* **DATASET RECORDS**
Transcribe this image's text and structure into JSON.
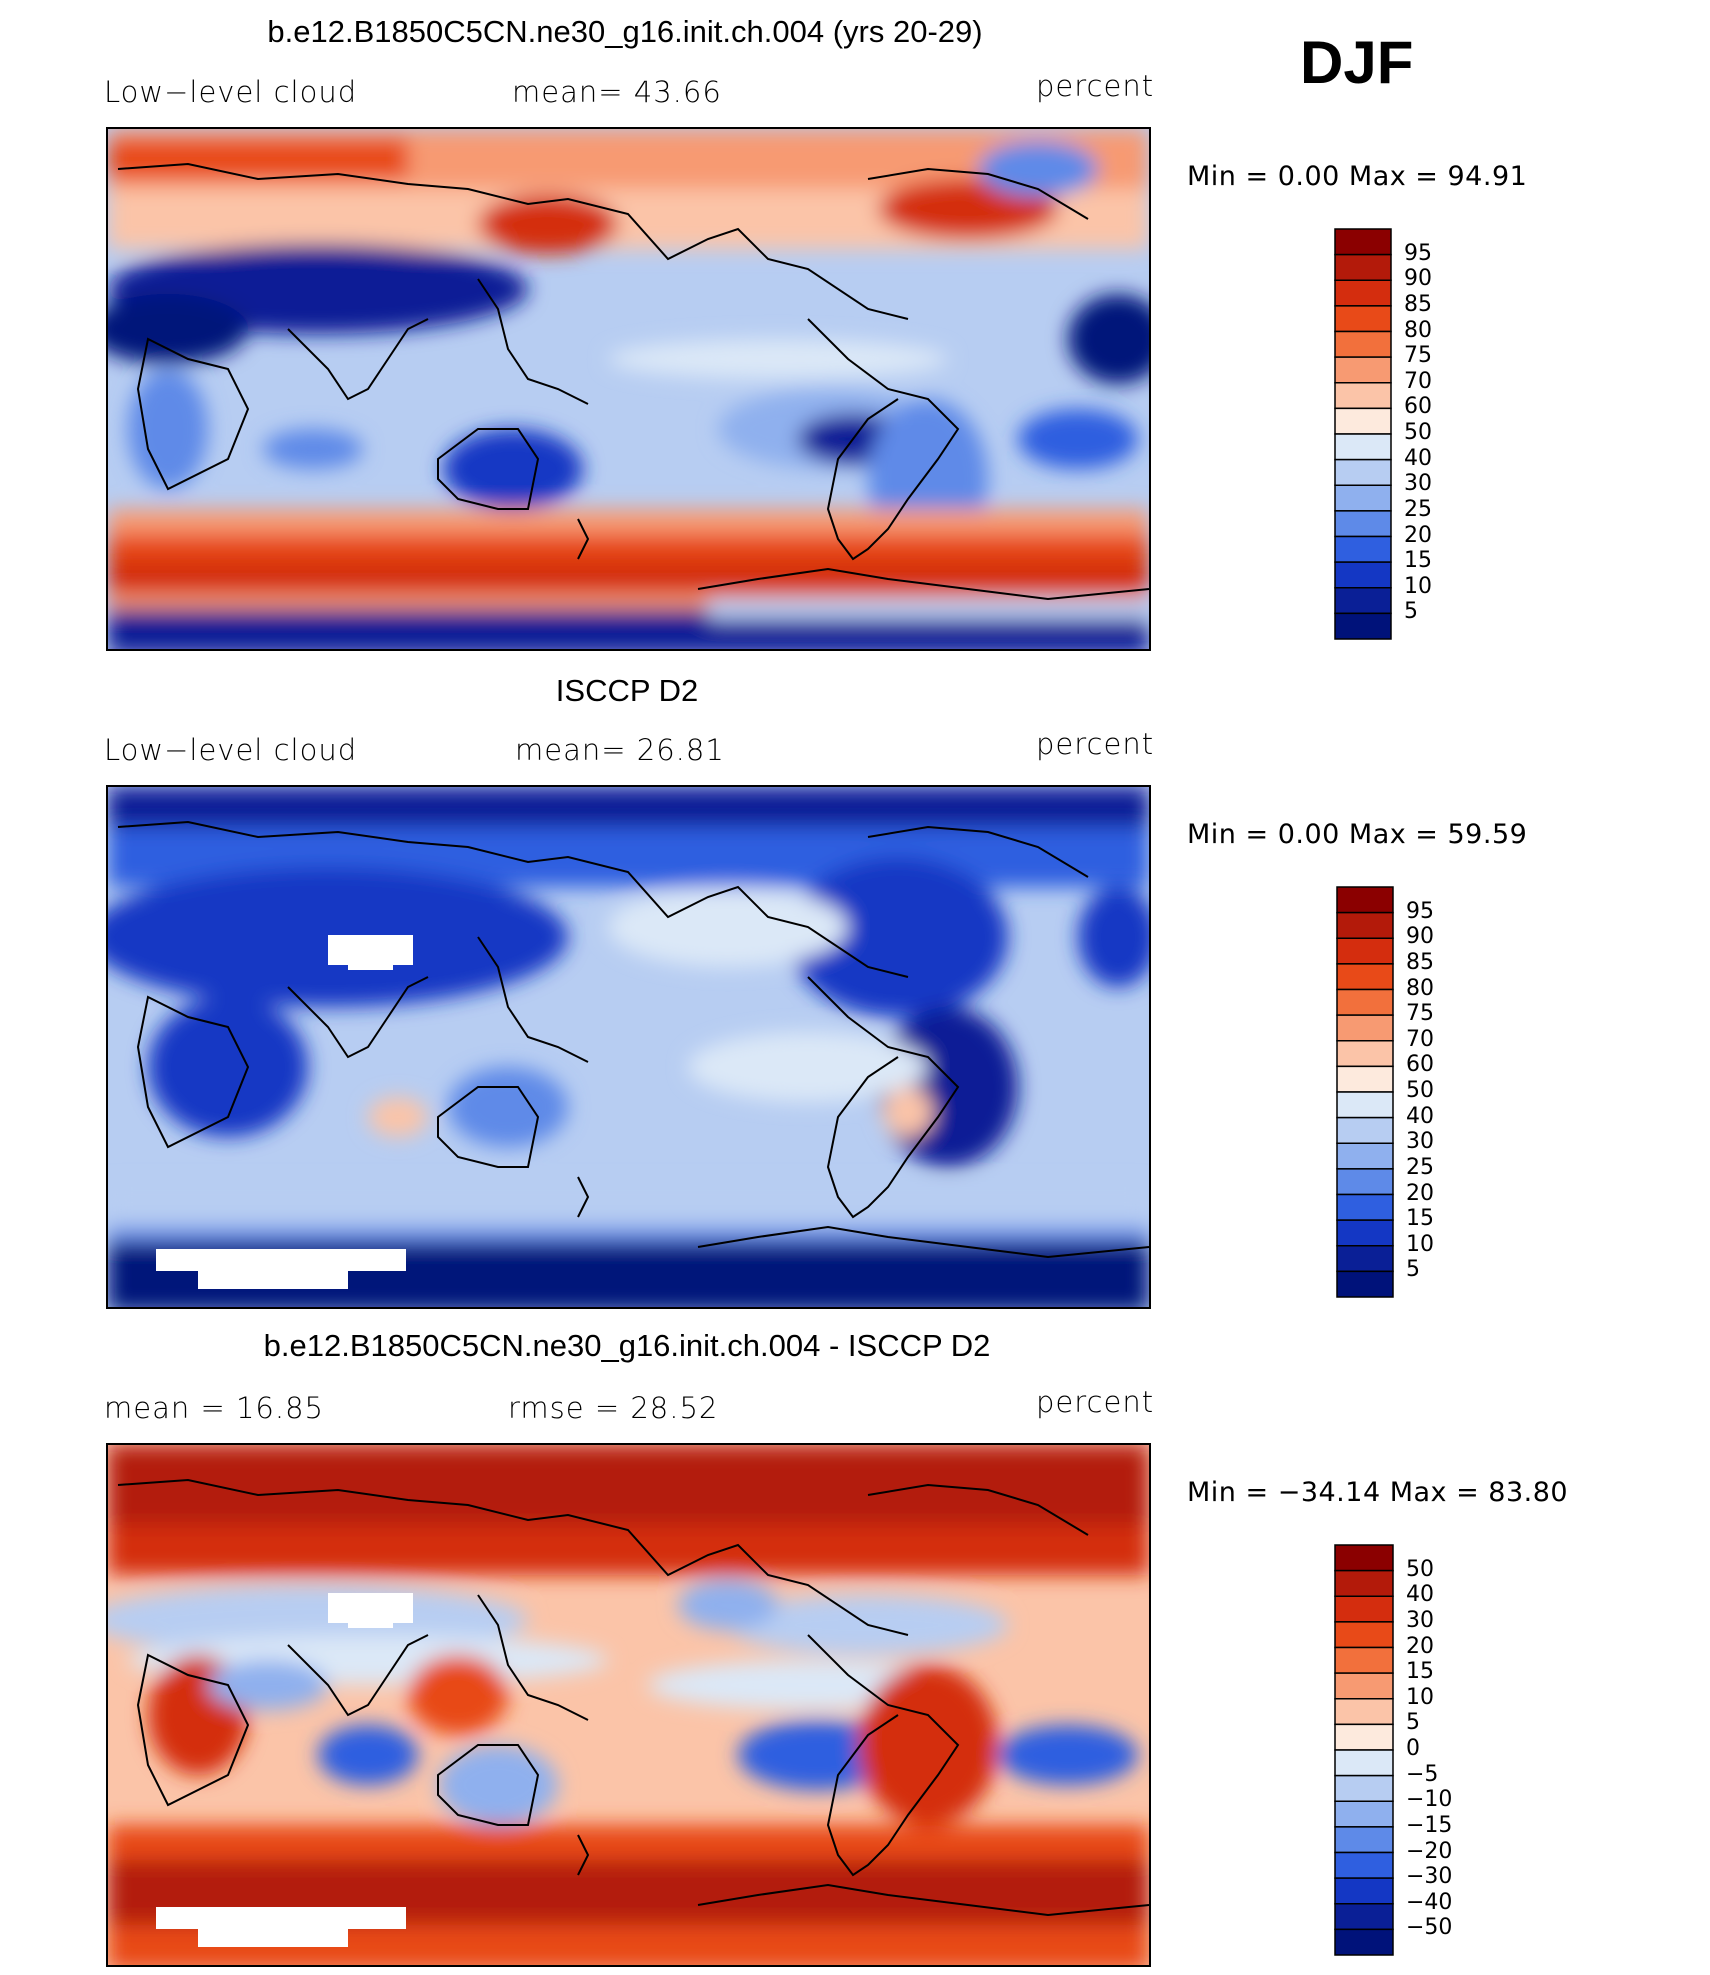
{
  "season": "DJF",
  "panels": [
    {
      "title": "b.e12.B1850C5CN.ne30_g16.init.ch.004 (yrs 20-29)",
      "left_label": "Low−level cloud",
      "center_label": "mean=   43.66",
      "right_label": "percent",
      "minmax": "Min =    0.00  Max =   94.91"
    },
    {
      "title": "ISCCP D2",
      "left_label": "Low−level cloud",
      "center_label": "mean=   26.81",
      "right_label": "percent",
      "minmax": "Min =    0.00  Max =   59.59"
    },
    {
      "title": "b.e12.B1850C5CN.ne30_g16.init.ch.004 - ISCCP D2",
      "left_label": "mean  =    16.85",
      "center_label": "rmse  =    28.52",
      "right_label": "percent",
      "minmax": "Min = −34.14  Max =   83.80"
    }
  ],
  "chart_data": [
    {
      "type": "heatmap",
      "title": "b.e12.B1850C5CN.ne30_g16.init.ch.004 (yrs 20-29)",
      "variable": "Low−level cloud",
      "units": "percent",
      "mean": 43.66,
      "min": 0.0,
      "max": 94.91,
      "colorbar_levels": [
        "95",
        "90",
        "85",
        "80",
        "75",
        "70",
        "60",
        "50",
        "40",
        "30",
        "25",
        "20",
        "15",
        "10",
        "5"
      ],
      "colors": [
        "#8b0000",
        "#b31a0a",
        "#d42d0e",
        "#e84a18",
        "#f2703c",
        "#f79a72",
        "#fbc4a8",
        "#fdeadd",
        "#dbe8f7",
        "#b7cdf2",
        "#8fb0ee",
        "#5e8ae8",
        "#2f5fe0",
        "#1437c4",
        "#0a1f96",
        "#00127a"
      ]
    },
    {
      "type": "heatmap",
      "title": "ISCCP D2",
      "variable": "Low−level cloud",
      "units": "percent",
      "mean": 26.81,
      "min": 0.0,
      "max": 59.59,
      "colorbar_levels": [
        "95",
        "90",
        "85",
        "80",
        "75",
        "70",
        "60",
        "50",
        "40",
        "30",
        "25",
        "20",
        "15",
        "10",
        "5"
      ],
      "colors": [
        "#8b0000",
        "#b31a0a",
        "#d42d0e",
        "#e84a18",
        "#f2703c",
        "#f79a72",
        "#fbc4a8",
        "#fdeadd",
        "#dbe8f7",
        "#b7cdf2",
        "#8fb0ee",
        "#5e8ae8",
        "#2f5fe0",
        "#1437c4",
        "#0a1f96",
        "#00127a"
      ]
    },
    {
      "type": "heatmap",
      "title": "b.e12.B1850C5CN.ne30_g16.init.ch.004 - ISCCP D2",
      "units": "percent",
      "mean": 16.85,
      "rmse": 28.52,
      "min": -34.14,
      "max": 83.8,
      "colorbar_levels": [
        "50",
        "40",
        "30",
        "20",
        "15",
        "10",
        "5",
        "0",
        "−5",
        "−10",
        "−15",
        "−20",
        "−30",
        "−40",
        "−50"
      ],
      "colors": [
        "#8b0000",
        "#b31a0a",
        "#d42d0e",
        "#e84a18",
        "#f2703c",
        "#f79a72",
        "#fbc4a8",
        "#fdeadd",
        "#dbe8f7",
        "#b7cdf2",
        "#8fb0ee",
        "#5e8ae8",
        "#2f5fe0",
        "#1437c4",
        "#0a1f96",
        "#00127a"
      ]
    }
  ]
}
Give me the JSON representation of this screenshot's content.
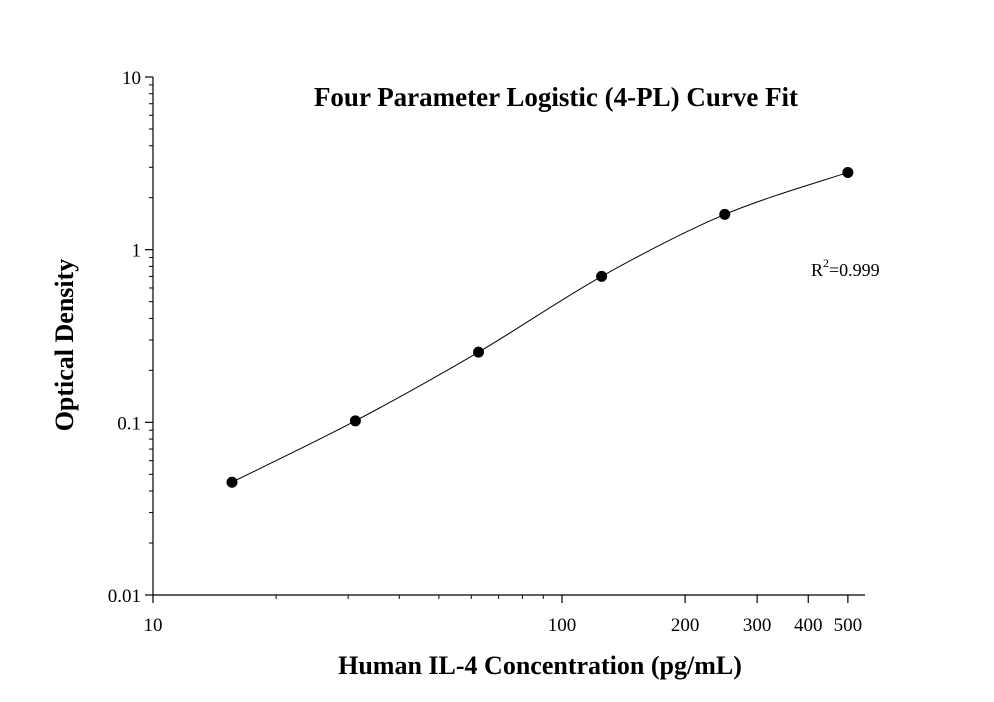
{
  "chart_data": {
    "type": "scatter",
    "title": "Four Parameter Logistic (4-PL) Curve Fit",
    "xlabel": "Human IL-4  Concentration (pg/mL)",
    "ylabel": "Optical Density",
    "x_scale": "log",
    "y_scale": "log",
    "xlim": [
      10,
      520
    ],
    "ylim": [
      0.01,
      10
    ],
    "x_ticks": [
      {
        "value": 10,
        "label": "10"
      },
      {
        "value": 100,
        "label": "100"
      },
      {
        "value": 200,
        "label": "200"
      },
      {
        "value": 300,
        "label": "300"
      },
      {
        "value": 400,
        "label": "400"
      },
      {
        "value": 500,
        "label": "500"
      }
    ],
    "y_ticks": [
      {
        "value": 0.01,
        "label": "0.01"
      },
      {
        "value": 0.1,
        "label": "0.1"
      },
      {
        "value": 1,
        "label": "1"
      },
      {
        "value": 10,
        "label": "10"
      }
    ],
    "series": [
      {
        "x": [
          15.6,
          31.25,
          62.5,
          125,
          250,
          500
        ],
        "y": [
          0.045,
          0.102,
          0.255,
          0.7,
          1.6,
          2.8
        ]
      }
    ],
    "fit_curve": "4-PL",
    "grid": false,
    "annotation": {
      "r_squared_base": "R",
      "r_squared_exp": "2",
      "r_squared_value": "=0.999"
    }
  }
}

* **WHAT YOU NEED TO DO**
Above are the records; reproduce them exactly and leave out the pictures.

* **RESPONSE TO THIS EXERCISE**
Transcribe this image's text and structure into JSON.
{
  "season": "DJF",
  "panels": [
    {
      "title": "b.e12.B1850C5CN.ne30_g16.init.ch.004 (yrs 20-29)",
      "left_label": "Low−level cloud",
      "center_label": "mean=   43.66",
      "right_label": "percent",
      "minmax": "Min =    0.00  Max =   94.91"
    },
    {
      "title": "ISCCP D2",
      "left_label": "Low−level cloud",
      "center_label": "mean=   26.81",
      "right_label": "percent",
      "minmax": "Min =    0.00  Max =   59.59"
    },
    {
      "title": "b.e12.B1850C5CN.ne30_g16.init.ch.004 - ISCCP D2",
      "left_label": "mean  =    16.85",
      "center_label": "rmse  =    28.52",
      "right_label": "percent",
      "minmax": "Min = −34.14  Max =   83.80"
    }
  ],
  "chart_data": [
    {
      "type": "heatmap",
      "title": "b.e12.B1850C5CN.ne30_g16.init.ch.004 (yrs 20-29)",
      "variable": "Low−level cloud",
      "units": "percent",
      "mean": 43.66,
      "min": 0.0,
      "max": 94.91,
      "colorbar_levels": [
        "95",
        "90",
        "85",
        "80",
        "75",
        "70",
        "60",
        "50",
        "40",
        "30",
        "25",
        "20",
        "15",
        "10",
        "5"
      ],
      "colors": [
        "#8b0000",
        "#b31a0a",
        "#d42d0e",
        "#e84a18",
        "#f2703c",
        "#f79a72",
        "#fbc4a8",
        "#fdeadd",
        "#dbe8f7",
        "#b7cdf2",
        "#8fb0ee",
        "#5e8ae8",
        "#2f5fe0",
        "#1437c4",
        "#0a1f96",
        "#00127a"
      ]
    },
    {
      "type": "heatmap",
      "title": "ISCCP D2",
      "variable": "Low−level cloud",
      "units": "percent",
      "mean": 26.81,
      "min": 0.0,
      "max": 59.59,
      "colorbar_levels": [
        "95",
        "90",
        "85",
        "80",
        "75",
        "70",
        "60",
        "50",
        "40",
        "30",
        "25",
        "20",
        "15",
        "10",
        "5"
      ],
      "colors": [
        "#8b0000",
        "#b31a0a",
        "#d42d0e",
        "#e84a18",
        "#f2703c",
        "#f79a72",
        "#fbc4a8",
        "#fdeadd",
        "#dbe8f7",
        "#b7cdf2",
        "#8fb0ee",
        "#5e8ae8",
        "#2f5fe0",
        "#1437c4",
        "#0a1f96",
        "#00127a"
      ]
    },
    {
      "type": "heatmap",
      "title": "b.e12.B1850C5CN.ne30_g16.init.ch.004 - ISCCP D2",
      "units": "percent",
      "mean": 16.85,
      "rmse": 28.52,
      "min": -34.14,
      "max": 83.8,
      "colorbar_levels": [
        "50",
        "40",
        "30",
        "20",
        "15",
        "10",
        "5",
        "0",
        "−5",
        "−10",
        "−15",
        "−20",
        "−30",
        "−40",
        "−50"
      ],
      "colors": [
        "#8b0000",
        "#b31a0a",
        "#d42d0e",
        "#e84a18",
        "#f2703c",
        "#f79a72",
        "#fbc4a8",
        "#fdeadd",
        "#dbe8f7",
        "#b7cdf2",
        "#8fb0ee",
        "#5e8ae8",
        "#2f5fe0",
        "#1437c4",
        "#0a1f96",
        "#00127a"
      ]
    }
  ]
}
Give me the JSON representation of this screenshot's content.
{
  "chart_data": {
    "type": "scatter",
    "title": "Four Parameter Logistic (4-PL) Curve Fit",
    "xlabel": "Human IL-4  Concentration (pg/mL)",
    "ylabel": "Optical Density",
    "x_scale": "log",
    "y_scale": "log",
    "xlim": [
      10,
      520
    ],
    "ylim": [
      0.01,
      10
    ],
    "x_ticks": [
      {
        "value": 10,
        "label": "10"
      },
      {
        "value": 100,
        "label": "100"
      },
      {
        "value": 200,
        "label": "200"
      },
      {
        "value": 300,
        "label": "300"
      },
      {
        "value": 400,
        "label": "400"
      },
      {
        "value": 500,
        "label": "500"
      }
    ],
    "y_ticks": [
      {
        "value": 0.01,
        "label": "0.01"
      },
      {
        "value": 0.1,
        "label": "0.1"
      },
      {
        "value": 1,
        "label": "1"
      },
      {
        "value": 10,
        "label": "10"
      }
    ],
    "series": [
      {
        "x": [
          15.6,
          31.25,
          62.5,
          125,
          250,
          500
        ],
        "y": [
          0.045,
          0.102,
          0.255,
          0.7,
          1.6,
          2.8
        ]
      }
    ],
    "fit_curve": "4-PL",
    "grid": false,
    "annotation": {
      "r_squared_base": "R",
      "r_squared_exp": "2",
      "r_squared_value": "=0.999"
    }
  }
}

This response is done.